[WHAT YOU HAVE TO DO]
Wherever the word "تضاد" appears in a line, extract that line.

──────────────────────────────

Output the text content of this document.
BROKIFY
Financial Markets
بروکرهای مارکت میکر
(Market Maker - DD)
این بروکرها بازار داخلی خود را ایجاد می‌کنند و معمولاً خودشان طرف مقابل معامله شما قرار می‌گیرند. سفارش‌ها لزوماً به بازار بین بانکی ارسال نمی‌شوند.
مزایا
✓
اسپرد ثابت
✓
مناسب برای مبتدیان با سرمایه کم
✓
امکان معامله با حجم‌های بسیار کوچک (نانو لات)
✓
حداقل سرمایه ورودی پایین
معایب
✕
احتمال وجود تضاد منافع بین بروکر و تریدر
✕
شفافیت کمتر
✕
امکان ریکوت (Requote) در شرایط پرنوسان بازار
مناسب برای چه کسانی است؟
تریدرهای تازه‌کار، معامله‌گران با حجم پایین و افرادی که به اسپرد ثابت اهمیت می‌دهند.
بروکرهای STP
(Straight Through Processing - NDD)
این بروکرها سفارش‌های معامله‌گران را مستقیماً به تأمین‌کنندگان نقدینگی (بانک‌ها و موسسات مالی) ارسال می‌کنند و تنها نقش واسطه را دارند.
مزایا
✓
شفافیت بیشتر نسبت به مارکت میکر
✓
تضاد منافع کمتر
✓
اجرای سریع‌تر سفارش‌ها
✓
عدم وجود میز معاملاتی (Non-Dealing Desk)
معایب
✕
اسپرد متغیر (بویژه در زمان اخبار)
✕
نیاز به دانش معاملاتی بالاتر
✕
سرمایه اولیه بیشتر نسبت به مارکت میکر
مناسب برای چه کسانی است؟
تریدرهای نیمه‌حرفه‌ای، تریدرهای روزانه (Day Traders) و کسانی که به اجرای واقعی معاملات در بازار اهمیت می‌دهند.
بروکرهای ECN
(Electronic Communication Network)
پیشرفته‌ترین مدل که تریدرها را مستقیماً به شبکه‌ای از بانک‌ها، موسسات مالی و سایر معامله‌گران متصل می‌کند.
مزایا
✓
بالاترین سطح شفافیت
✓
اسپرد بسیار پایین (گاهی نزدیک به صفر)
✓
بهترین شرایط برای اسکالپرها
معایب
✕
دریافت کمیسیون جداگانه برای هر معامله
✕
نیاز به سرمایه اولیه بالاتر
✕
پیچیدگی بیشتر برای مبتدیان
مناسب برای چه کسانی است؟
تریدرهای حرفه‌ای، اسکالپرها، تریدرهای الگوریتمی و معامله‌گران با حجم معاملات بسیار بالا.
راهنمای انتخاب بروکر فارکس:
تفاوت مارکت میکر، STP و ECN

──────────────────────────────

[EXERCISE RESULT]
احتمال وجود تضاد منافع بین بروکر و تریدر
تضاد منافع کمتر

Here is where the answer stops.